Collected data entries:
====

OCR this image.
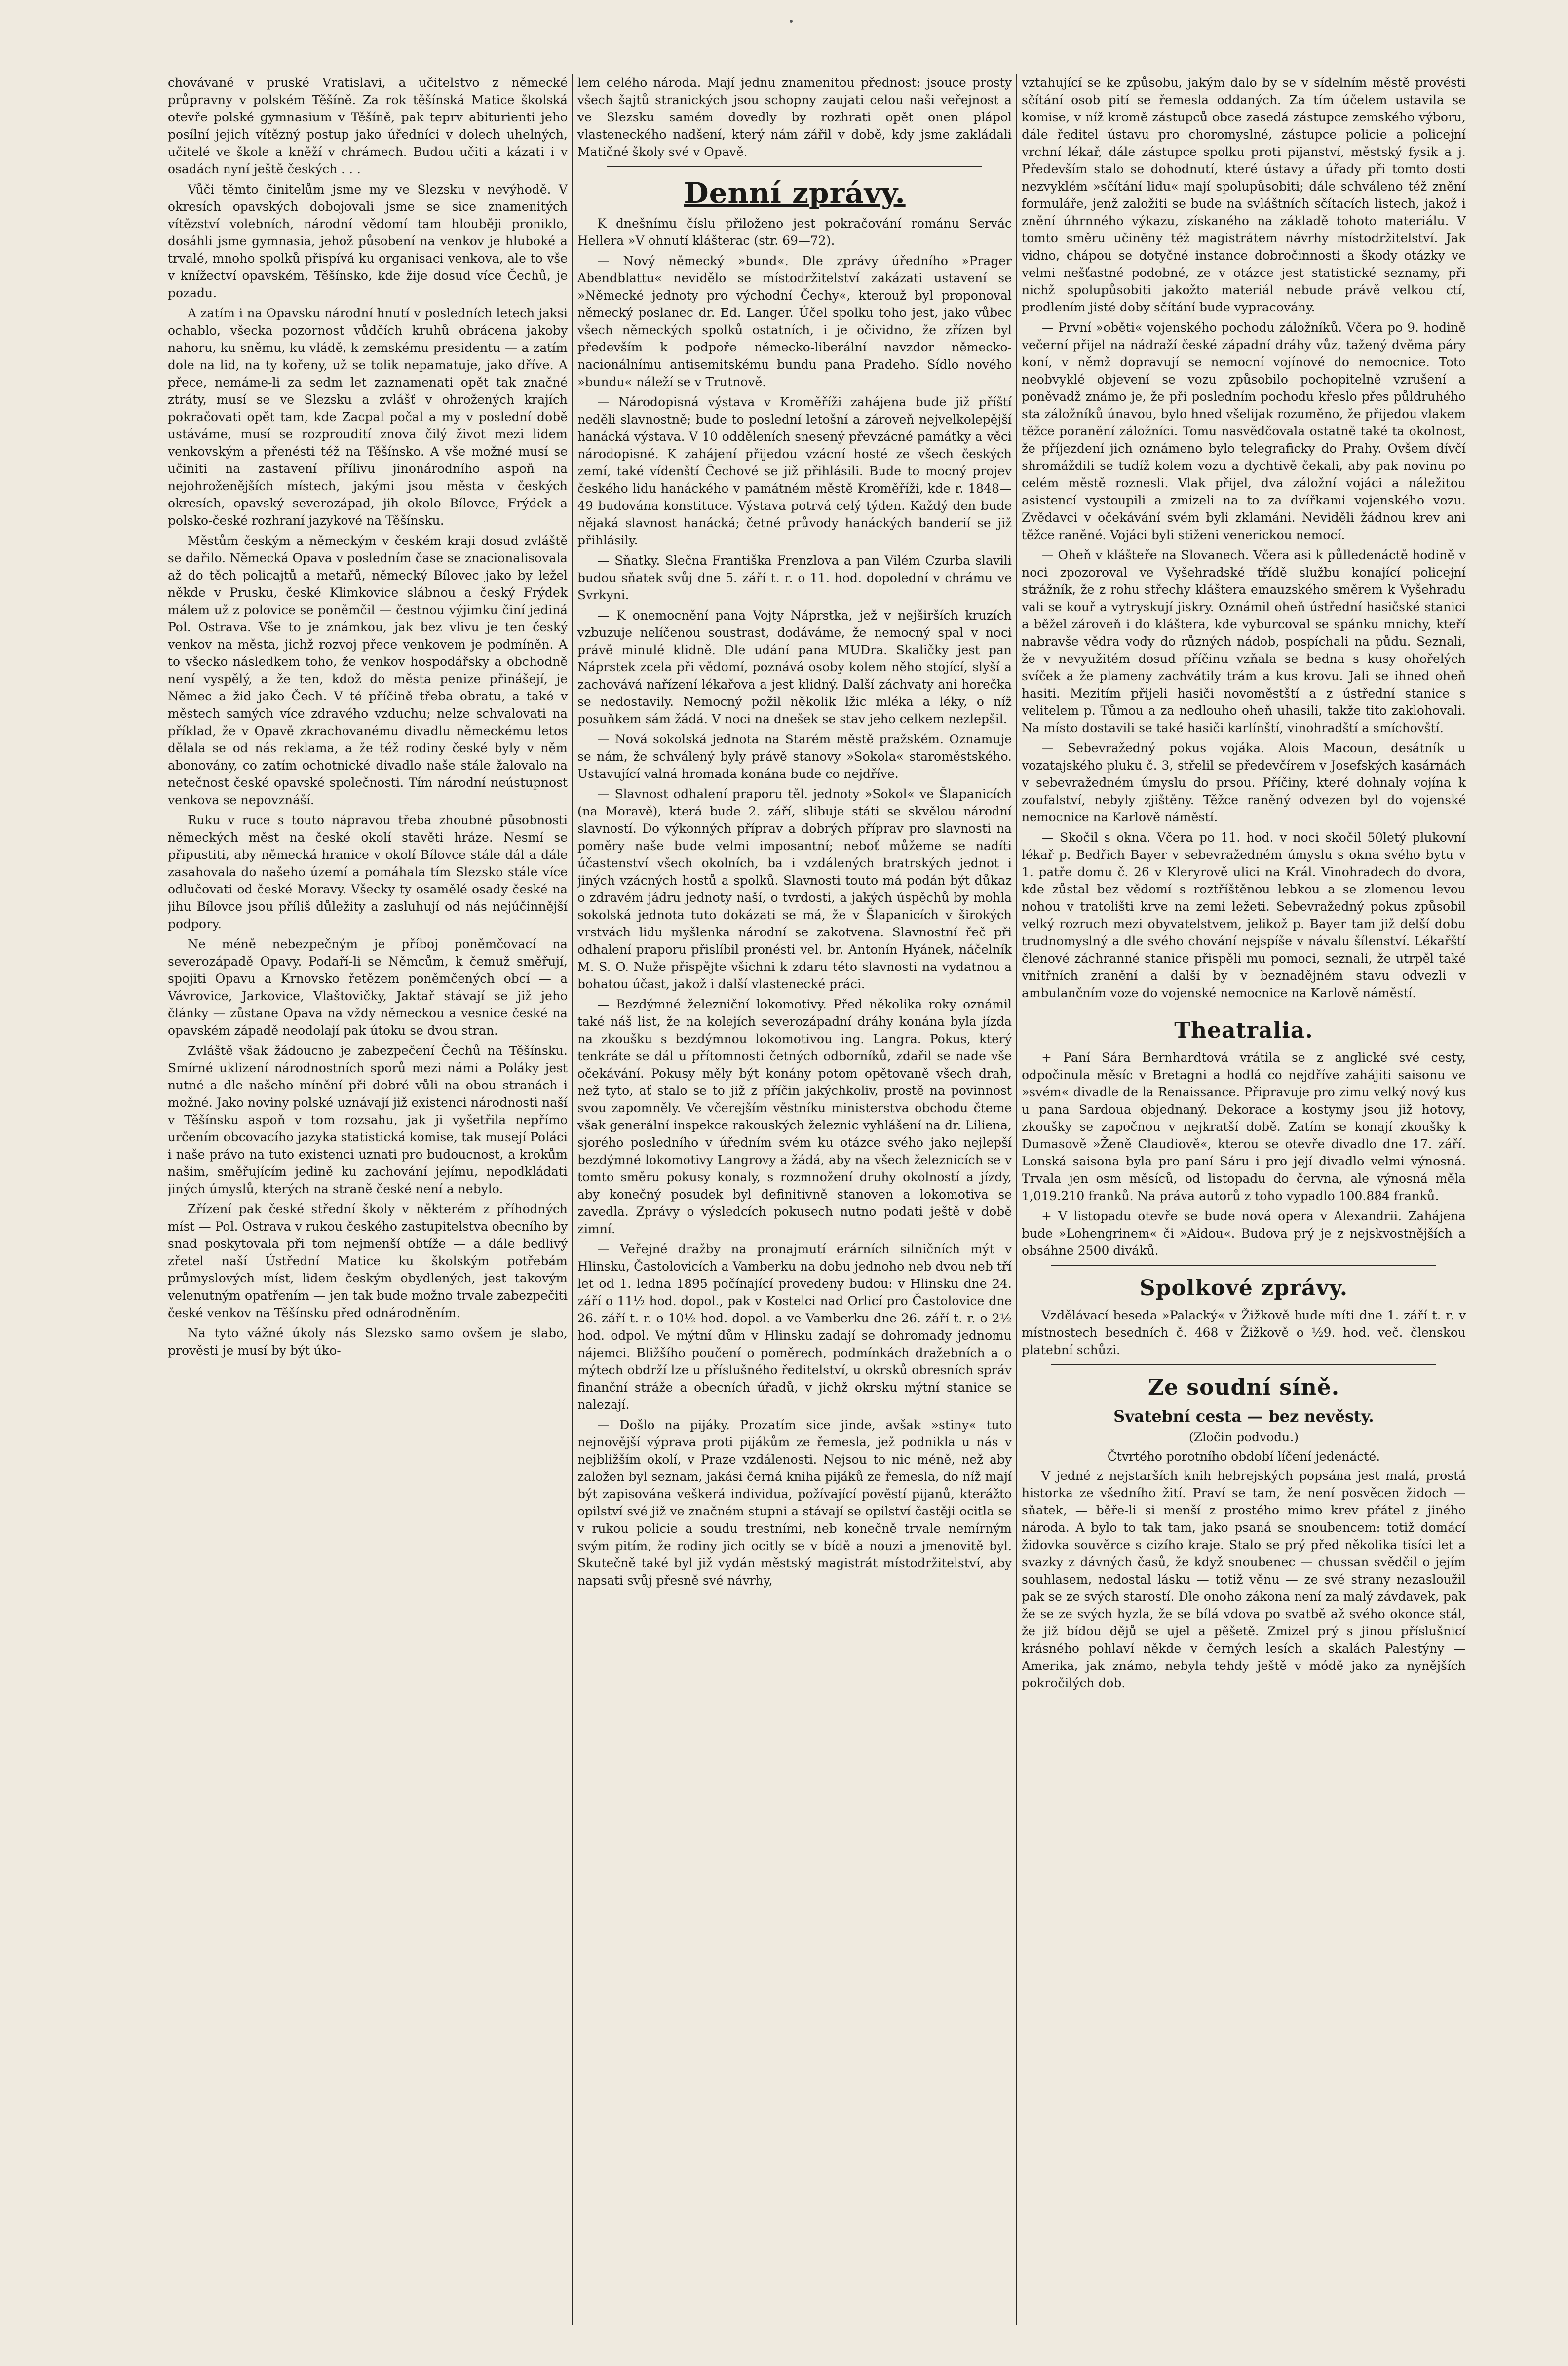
chovávané v pruské Vratislavi, a učitelstvo z německé průpravny v polském Těšíně. Za rok těšínská Matice školská otevře polské gymnasium v Těšíně, pak teprv abiturienti jeho posílní jejich vítězný postup jako úředníci v dolech uhelných, učitelé ve škole a kněží v chrámech. Budou učiti a kázati i v osadách nyní ještě českých . . .

Vůči těmto činitelům jsme my ve Slezsku v nevýhodě. V okresích opavských dobojovali jsme se sice znamenitých vítězství volebních, národní vědomí tam hlouběji proniklo, dosáhli jsme gymnasia, jehož působení na venkov je hluboké a trvalé, mnoho spolků přispívá ku organisaci venkova, ale to vše v knížectví opavském, Těšínsko, kde žije dosud více Čechů, je pozadu.

A zatím i na Opavsku národní hnutí v posledních letech jaksi ochablo, všecka pozornost vůdčích kruhů obrácena jakoby nahoru, ku sněmu, ku vládě, k zemskému presidentu — a zatím dole na lid, na ty kořeny, už se tolik nepamatuje, jako dříve. A přece, nemáme-li za sedm let zaznamenati opět tak značné ztráty, musí se ve Slezsku a zvlášť v ohrožených krajích pokračovati opět tam, kde Zacpal počal a my v poslední době ustáváme, musí se rozproudití znova čilý život mezi lidem venkovským a přenésti též na Těšínsko. A vše možné musí se učiniti na zastavení přílivu jinonárodního aspoň na nejohroženějších místech, jakými jsou města v českých okresích, opavský severozápad, jih okolo Bílovce, Frýdek a polsko-české rozhraní jazykové na Těšínsku.

Městům českým a německým v českém kraji dosud zvláště se dařilo. Německá Opava v posledním čase se znacionalisovala až do těch policajtů a metařů, německý Bílovec jako by ležel někde v Prusku, české Klimkovice slábnou a český Frýdek málem už z polovice se poněmčil — čestnou výjimku činí jediná Pol. Ostrava. Vše to je známkou, jak bez vlivu je ten český venkov na města, jichž rozvoj přece venkovem je podmíněn. A to všecko následkem toho, že venkov hospodářsky a obchodně není vyspělý, a že ten, kdož do města penize přinášejí, je Němec a žid jako Čech. V té příčině třeba obratu, a také v městech samých více zdravého vzduchu; nelze schvalovati na příklad, že v Opavě zkrachovanému divadlu německému letos dělala se od nás reklama, a že též rodiny české byly v něm abonovány, co zatím ochotnické divadlo naše stále žalovalo na netečnost české opavské společnosti. Tím národní neústupnost venkova se nepovznáší.

Ruku v ruce s touto nápravou třeba zhoubné působnosti německých měst na české okolí stavěti hráze. Nesmí se připustiti, aby německá hranice v okolí Bílovce stále dál a dále zasahovala do našeho území a pomáhala tím Slezsko stále více odlučovati od české Moravy. Všecky ty osamělé osady české na jihu Bílovce jsou příliš důležity a zasluhují od nás nejúčinnější podpory.

Ne méně nebezpečným je příboj poněmčovací na severozápadě Opavy. Podaří-li se Němcům, k čemuž směřují, spojiti Opavu a Krnovsko řetězem poněmčených obcí — a Vávrovice, Jarkovice, Vlaštovičky, Jaktař stávají se již jeho články — zůstane Opava na vždy německou a vesnice české na opavském západě neodolají pak útoku se dvou stran.

Zvláště však žádoucno je zabezpečení Čechů na Těšínsku. Smírné uklizení národnostních sporů mezi námi a Poláky jest nutné a dle našeho mínění při dobré vůli na obou stranách i možné. Jako noviny polské uznávají již existenci národnosti naší v Těšínsku aspoň v tom rozsahu, jak ji vyšetřila nepřímo určením obcovacího jazyka statistická komise, tak musejí Poláci i naše právo na tuto existenci uznati pro budoucnost, a krokům našim, směřujícím jedině ku zachování jejímu, nepodkládati jiných úmyslů, kterých na straně české není a nebylo.

Zřízení pak české střední školy v některém z příhodných míst — Pol. Ostrava v rukou českého zastupitelstva obecního by snad poskytovala při tom nejmenší obtíže — a dále bedlivý zřetel naší Ústřední Matice ku školským potřebám průmyslových míst, lidem českým obydlených, jest takovým velenutným opatřením — jen tak bude možno trvale zabezpečiti české venkov na Těšínsku před odnárodněním.

Na tyto vážné úkoly nás Slezsko samo ovšem je slabo, prověsti je musí by být úko-

lem celého národa. Mají jednu znamenitou přednost: jsouce prosty všech šajtů stranických jsou schopny zaujati celou naši veřejnost a ve Slezsku samém dovedly by rozhrati opět onen plápol vlasteneckého nadšení, který nám zářil v době, kdy jsme zakládali Matičné školy své v Opavě.

Denní zprávy.

K dnešnímu číslu přiloženo jest pokračování románu Servác Hellera »V ohnutí klášterac (str. 69—72).

— Nový německý »bund«. Dle zprávy úředního »Prager Abendblattu« nevidělo se místodržitelství zakázati ustavení se »Německé jednoty pro východní Čechy«, kterouž byl proponoval německý poslanec dr. Ed. Langer. Účel spolku toho jest, jako vůbec všech německých spolků ostatních, i je očividno, že zřízen byl především k podpoře německo-liberální navzdor německo-nacionálnímu antisemitskému bundu pana Pradeho. Sídlo nového »bundu« náleží se v Trutnově.

— Národopisná výstava v Kroměříži zahájena bude již příští neděli slavnostně; bude to poslední letošní a zároveň nejvelkolepější hanácká výstava. V 10 odděleních snesený převzácné památky a věci národopisné. K zahájení přijedou vzácní hosté ze všech českých zemí, také vídenští Čechové se již přihlásili. Bude to mocný projev českého lidu hanáckého v památném městě Kroměříži, kde r. 1848—49 budována konstituce. Výstava potrvá celý týden. Každý den bude nějaká slavnost hanácká; četné průvody hanáckých banderií se již přihlásily.

— Sňatky. Slečna Františka Frenzlova a pan Vilém Czurba slavili budou sňatek svůj dne 5. září t. r. o 11. hod. dopolední v chrámu ve Svrkyni.

— K onemocnění pana Vojty Náprstka, jež v nejširších kruzích vzbuzuje nelíčenou soustrast, dodáváme, že nemocný spal v noci právě minulé klidně. Dle udání pana MUDra. Skaličky jest pan Náprstek zcela při vědomí, poznává osoby kolem něho stojící, slyší a zachovává nařízení lékařova a jest klidný. Další záchvaty ani horečka se nedostavily. Nemocný požil několik lžic mléka a léky, o níž posuňkem sám žádá. V noci na dnešek se stav jeho celkem nezlepšil.

— Nová sokolská jednota na Starém městě pražském. Oznamuje se nám, že schválený byly právě stanovy »Sokola« staroměstského. Ustavující valná hromada konána bude co nejdříve.

— Slavnost odhalení praporu těl. jednoty »Sokol« ve Šlapanicích (na Moravě), která bude 2. září, slibuje státi se skvělou národní slavností. Do výkonných příprav a dobrých příprav pro slavnosti na poměry naše bude velmi imposantní; neboť můžeme se nadíti účastenství všech okolních, ba i vzdálených bratrských jednot i jiných vzácných hostů a spolků. Slavnosti touto má podán být důkaz o zdravém jádru jednoty naší, o tvrdosti, a jakých úspěchů by mohla sokolská jednota tuto dokázati se má, že v Šlapanicích v širokých vrstvách lidu myšlenka národní se zakotvena. Slavnostní řeč při odhalení praporu přislíbil pronésti vel. br. Antonín Hyánek, náčelník M. S. O. Nuže přispějte všichni k zdaru této slavnosti na vydatnou a bohatou účast, jakož i další vlastenecké práci.

— Bezdýmné železniční lokomotivy. Před několika roky oznámil také náš list, že na kolejích severozápadní dráhy konána byla jízda na zkoušku s bezdýmnou lokomotivou ing. Langra. Pokus, který tenkráte se dál u přítomnosti četných odborníků, zdařil se nade vše očekávání. Pokusy měly být konány potom opětovaně všech drah, než tyto, ať stalo se to již z příčin jakýchkoliv, prostě na povinnost svou zapomněly. Ve včerejším věstníku ministerstva obchodu čteme však generální inspekce rakouských železnic vyhlášení na dr. Liliena, sjorého posledního v úředním svém ku otázce svého jako nejlepší bezdýmné lokomotivy Langrovy a žádá, aby na všech železnicích se v tomto směru pokusy konaly, s rozmnožení druhy okolností a jízdy, aby konečný posudek byl definitivně stanoven a lokomotiva se zavedla. Zprávy o výsledcích pokusech nutno podati ještě v době zimní.

— Veřejné dražby na pronajmutí erárních silničních mýt v Hlinsku, Častolovicích a Vamberku na dobu jednoho neb dvou neb tří let od 1. ledna 1895 počínající provedeny budou: v Hlinsku dne 24. září o 11½ hod. dopol., pak v Kostelci nad Orlicí pro Častolovice dne 26. září t. r. o 10½ hod. dopol. a ve Vamberku dne 26. září t. r. o 2½ hod. odpol. Ve mýtní dům v Hlinsku zadají se dohromady jednomu nájemci. Bližšího poučení o poměrech, podmínkách dražebních a o mýtech obdrží lze u příslušného ředitelství, u okrsků obresních správ finanční stráže a obecních úřadů, v jichž okrsku mýtní stanice se nalezají.

— Došlo na pijáky. Prozatím sice jinde, avšak »stiny« tuto nejnovější výprava proti pijákům ze řemesla, jež podnikla u nás v nejbližším okolí, v Praze vzdálenosti. Nejsou to nic méně, než aby založen byl seznam, jakási černá kniha pijáků ze řemesla, do níž mají být zapisována veškerá individua, požívající pověstí pijanů, kterážto opilství své již ve značném stupni a stávají se opilství častěji ocitla se v rukou policie a soudu trestními, neb konečně trvale nemírným svým pitím, že rodiny jich ocitly se v bídě a nouzi a jmenovitě byl. Skutečně také byl již vydán městský magistrát místodržitelství, aby napsati svůj přesně své návrhy,

vztahující se ke způsobu, jakým dalo by se v sídelním městě provésti sčítání osob pití se řemesla oddaných. Za tím účelem ustavila se komise, v níž kromě zástupců obce zasedá zástupce zemského výboru, dále ředitel ústavu pro choromyslné, zástupce policie a policejní vrchní lékař, dále zástupce spolku proti pijanství, městský fysik a j. Především stalo se dohodnutí, které ústavy a úřady při tomto dosti nezvyklém »sčítání lidu« mají spolupůsobiti; dále schváleno též znění formuláře, jenž založiti se bude na svláštních sčítacích listech, jakož i znění úhrnného výkazu, získaného na základě tohoto materiálu. V tomto směru učiněny též magistrátem návrhy místodržitelství. Jak vidno, chápou se dotyčné instance dobročinnosti a škody otázky ve velmi nešťastné podobné, ze v otázce jest statistické seznamy, při nichž spolupůsobiti jakožto materiál nebude právě velkou ctí, prodlením jisté doby sčítání bude vypracovány.

— První »oběti« vojenského pochodu záložníků. Včera po 9. hodině večerní přijel na nádraží české západní dráhy vůz, tažený dvěma páry koní, v němž dopravují se nemocní vojínové do nemocnice. Toto neobvyklé objevení se vozu způsobilo pochopitelně vzrušení a poněvadž známo je, že při posledním pochodu křeslo přes půldruhého sta záložníků únavou, bylo hned všelijak rozuměno, že přijedou vlakem těžce poranění záložníci. Tomu nasvědčovala ostatně také ta okolnost, že příjezdení jich oznámeno bylo telegraficky do Prahy. Ovšem dívčí shromáždili se tudíž kolem vozu a dychtivě čekali, aby pak novinu po celém městě roznesli. Vlak přijel, dva záložní vojáci a náležitou asistencí vystoupili a zmizeli na to za dvířkami vojenského vozu. Zvědavci v očekávání svém byli zklamáni. Neviděli žádnou krev ani těžce raněné. Vojáci byli stiženi venerickou nemocí.

— Oheň v klášteře na Slovanech. Včera asi k půlledenáctě hodině v noci zpozoroval ve Vyšehradské třídě službu konající policejní strážník, že z rohu střechy kláštera emauzského směrem k Vyšehradu vali se kouř a vytryskují jiskry. Oznámil oheň ústřední hasičské stanici a běžel zároveň i do kláštera, kde vyburcoval se spánku mnichy, kteří nabravše vědra vody do různých nádob, pospíchali na půdu. Seznali, že v nevyužitém dosud příčinu vzňala se bedna s kusy ohořelých svíček a že plameny zachvátily trám a kus krovu. Jali se ihned oheň hasiti. Mezitím přijeli hasiči novoměstští a z ústřední stanice s velitelem p. Tůmou a za nedlouho oheň uhasili, takže tito zaklohovali. Na místo dostavili se také hasiči karlínští, vinohradští a smíchovští.

— Sebevražedný pokus vojáka. Alois Macoun, desátník u vozatajského pluku č. 3, střelil se předevčírem v Josefských kasárnách v sebevražedném úmyslu do prsou. Příčiny, které dohnaly vojína k zoufalství, nebyly zjištěny. Těžce raněný odvezen byl do vojenské nemocnice na Karlově náměstí.

— Skočil s okna. Včera po 11. hod. v noci skočil 50letý plukovní lékař p. Bedřich Bayer v sebevražedném úmyslu s okna svého bytu v 1. patře domu č. 26 v Kleryrově ulici na Král. Vinohradech do dvora, kde zůstal bez vědomí s roztříštěnou lebkou a se zlomenou levou nohou v tratolišti krve na zemi ležeti. Sebevražedný pokus způsobil velký rozruch mezi obyvatelstvem, jelikož p. Bayer tam již delší dobu trudnomyslný a dle svého chování nejspíše v návalu šílenství. Lékařští členové záchranné stanice přispěli mu pomoci, seznali, že utrpěl také vnitřních zranění a další by v beznadějném stavu odvezli v ambulančním voze do vojenské nemocnice na Karlově náměstí.

Theatralia.

+ Paní Sára Bernhardtová vrátila se z anglické své cesty, odpočinula měsíc v Bretagni a hodlá co nejdříve zahájiti saisonu ve »svém« divadle de la Renaissance. Připravuje pro zimu velký nový kus u pana Sardoua objednaný. Dekorace a kostymy jsou již hotovy, zkoušky se započnou v nejkratší době. Zatím se konají zkoušky k Dumasově »Ženě Claudiově«, kterou se otevře divadlo dne 17. září. Lonská saisona byla pro paní Sáru i pro její divadlo velmi výnosná. Trvala jen osm měsíců, od listopadu do června, ale výnosná měla 1,019.210 franků. Na práva autorů z toho vypadlo 100.884 franků.

+ V listopadu otevře se bude nová opera v Alexandrii. Zahájena bude »Lohengrinem« či »Aidou«. Budova prý je z nejskvostnějších a obsáhne 2500 diváků.

Spolkové zprávy.

Vzdělávací beseda »Palacký« v Žižkově bude míti dne 1. září t. r. v místnostech besedních č. 468 v Žižkově o ½9. hod. več. členskou platební schůzi.

Ze soudní síně.
Svatební cesta — bez nevěsty.
(Zločin podvodu.)
Čtvrtého porotního období líčení jedenácté.

V jedné z nejstarších knih hebrejských popsána jest malá, prostá historka ze všedního žití. Praví se tam, že není posvěcen židoch — sňatek, — běře-li si menší z prostého mimo krev přátel z jiného národa. A bylo to tak tam, jako psaná se snoubencem: totiž domácí židovka souvěrce s cizího kraje. Stalo se prý před několika tisíci let a svazky z dávných časů, že když snoubenec — chussan svědčil o jejím souhlasem, nedostal lásku — totiž věnu — ze své strany nezasloužil pak se ze svých starostí. Dle onoho zákona není za malý závdavek, pak že se ze svých hyzla, že se bílá vdova po svatbě až svého okonce stál, že již bídou dějů se ujel a pěšetě. Zmizel prý s jinou příslušnicí krásného pohlaví někde v černých lesích a skalách Palestýny — Amerika, jak známo, nebyla tehdy ještě v módě jako za nynějších pokročilých dob.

====

#### [What you need to do]
Count how many lines include the string "velký". Nothing but the number is needed.

#### [Response for this exercise]
2